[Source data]
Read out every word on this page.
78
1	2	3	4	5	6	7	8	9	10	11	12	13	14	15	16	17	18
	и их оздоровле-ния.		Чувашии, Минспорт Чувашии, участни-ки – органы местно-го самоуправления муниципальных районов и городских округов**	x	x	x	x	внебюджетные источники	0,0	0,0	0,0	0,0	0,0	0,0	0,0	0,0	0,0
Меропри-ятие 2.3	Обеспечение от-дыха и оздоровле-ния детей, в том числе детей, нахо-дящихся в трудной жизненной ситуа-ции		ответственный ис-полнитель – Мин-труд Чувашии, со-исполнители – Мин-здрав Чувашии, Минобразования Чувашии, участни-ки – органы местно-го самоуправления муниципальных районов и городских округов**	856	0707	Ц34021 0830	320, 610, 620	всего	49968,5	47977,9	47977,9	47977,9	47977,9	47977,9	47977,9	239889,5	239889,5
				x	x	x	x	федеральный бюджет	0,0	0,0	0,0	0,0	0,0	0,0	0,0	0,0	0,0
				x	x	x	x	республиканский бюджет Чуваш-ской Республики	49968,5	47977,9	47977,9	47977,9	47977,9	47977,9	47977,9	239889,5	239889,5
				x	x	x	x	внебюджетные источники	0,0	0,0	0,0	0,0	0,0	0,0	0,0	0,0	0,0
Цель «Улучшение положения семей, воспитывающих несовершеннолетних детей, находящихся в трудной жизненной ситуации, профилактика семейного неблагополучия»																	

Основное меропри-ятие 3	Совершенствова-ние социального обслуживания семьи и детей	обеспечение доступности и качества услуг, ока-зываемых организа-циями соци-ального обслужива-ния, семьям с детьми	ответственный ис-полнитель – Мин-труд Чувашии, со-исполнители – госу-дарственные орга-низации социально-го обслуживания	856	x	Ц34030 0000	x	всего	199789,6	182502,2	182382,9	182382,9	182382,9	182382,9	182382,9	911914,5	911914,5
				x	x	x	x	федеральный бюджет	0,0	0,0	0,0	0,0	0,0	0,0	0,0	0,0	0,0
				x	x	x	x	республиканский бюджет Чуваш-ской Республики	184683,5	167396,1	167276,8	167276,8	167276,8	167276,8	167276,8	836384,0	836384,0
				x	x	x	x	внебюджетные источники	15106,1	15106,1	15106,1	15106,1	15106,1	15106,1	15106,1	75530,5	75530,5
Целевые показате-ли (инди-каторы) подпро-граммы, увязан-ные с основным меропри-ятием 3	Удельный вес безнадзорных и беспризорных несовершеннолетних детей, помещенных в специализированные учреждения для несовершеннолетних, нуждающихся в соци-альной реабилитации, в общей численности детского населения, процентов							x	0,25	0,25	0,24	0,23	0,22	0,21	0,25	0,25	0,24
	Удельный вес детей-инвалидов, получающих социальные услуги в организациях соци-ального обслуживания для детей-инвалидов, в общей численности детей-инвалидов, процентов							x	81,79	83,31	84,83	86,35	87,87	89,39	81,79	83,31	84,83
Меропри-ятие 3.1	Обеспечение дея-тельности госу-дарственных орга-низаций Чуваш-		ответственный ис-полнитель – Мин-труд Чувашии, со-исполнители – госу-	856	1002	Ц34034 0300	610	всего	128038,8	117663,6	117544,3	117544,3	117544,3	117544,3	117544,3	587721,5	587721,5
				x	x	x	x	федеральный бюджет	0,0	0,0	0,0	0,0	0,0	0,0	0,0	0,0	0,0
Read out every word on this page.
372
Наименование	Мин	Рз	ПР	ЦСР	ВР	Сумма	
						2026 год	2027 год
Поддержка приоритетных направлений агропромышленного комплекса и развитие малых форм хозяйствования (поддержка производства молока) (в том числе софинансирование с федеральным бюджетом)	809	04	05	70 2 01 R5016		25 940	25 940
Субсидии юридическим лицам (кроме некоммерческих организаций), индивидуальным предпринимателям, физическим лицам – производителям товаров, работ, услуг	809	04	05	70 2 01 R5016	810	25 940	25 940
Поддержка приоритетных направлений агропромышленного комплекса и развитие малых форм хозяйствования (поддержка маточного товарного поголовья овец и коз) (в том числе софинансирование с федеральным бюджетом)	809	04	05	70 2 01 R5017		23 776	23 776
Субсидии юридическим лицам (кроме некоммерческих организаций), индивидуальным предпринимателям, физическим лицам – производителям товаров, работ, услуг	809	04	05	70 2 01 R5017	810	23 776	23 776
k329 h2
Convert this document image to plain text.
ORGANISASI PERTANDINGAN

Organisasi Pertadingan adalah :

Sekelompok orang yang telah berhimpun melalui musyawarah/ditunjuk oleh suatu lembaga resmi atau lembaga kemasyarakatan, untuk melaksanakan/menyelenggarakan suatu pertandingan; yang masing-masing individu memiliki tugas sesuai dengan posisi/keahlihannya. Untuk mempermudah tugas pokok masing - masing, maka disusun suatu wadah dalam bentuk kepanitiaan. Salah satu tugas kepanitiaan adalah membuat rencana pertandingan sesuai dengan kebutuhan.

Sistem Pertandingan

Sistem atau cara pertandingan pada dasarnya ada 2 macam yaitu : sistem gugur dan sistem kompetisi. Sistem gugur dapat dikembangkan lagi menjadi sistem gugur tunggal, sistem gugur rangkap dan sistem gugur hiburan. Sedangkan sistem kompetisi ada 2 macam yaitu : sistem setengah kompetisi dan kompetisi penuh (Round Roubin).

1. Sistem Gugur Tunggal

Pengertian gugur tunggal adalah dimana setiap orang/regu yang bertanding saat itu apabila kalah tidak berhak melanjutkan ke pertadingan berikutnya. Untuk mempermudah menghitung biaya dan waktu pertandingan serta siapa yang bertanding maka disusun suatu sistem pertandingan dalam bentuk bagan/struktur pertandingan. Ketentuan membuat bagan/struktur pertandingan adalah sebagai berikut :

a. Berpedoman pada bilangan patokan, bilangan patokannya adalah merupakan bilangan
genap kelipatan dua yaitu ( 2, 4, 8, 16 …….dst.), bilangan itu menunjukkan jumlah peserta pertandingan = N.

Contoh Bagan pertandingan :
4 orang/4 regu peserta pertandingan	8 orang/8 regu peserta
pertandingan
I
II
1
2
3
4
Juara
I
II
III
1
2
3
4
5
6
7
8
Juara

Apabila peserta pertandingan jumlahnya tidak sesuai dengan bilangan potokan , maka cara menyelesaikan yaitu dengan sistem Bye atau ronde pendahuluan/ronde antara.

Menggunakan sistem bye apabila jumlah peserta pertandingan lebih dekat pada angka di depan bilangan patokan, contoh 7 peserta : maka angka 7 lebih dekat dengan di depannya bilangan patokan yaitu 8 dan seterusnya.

# Goal
Your answer should be one number: the count of lines in the data above that include the word "Республики".

# Result below
2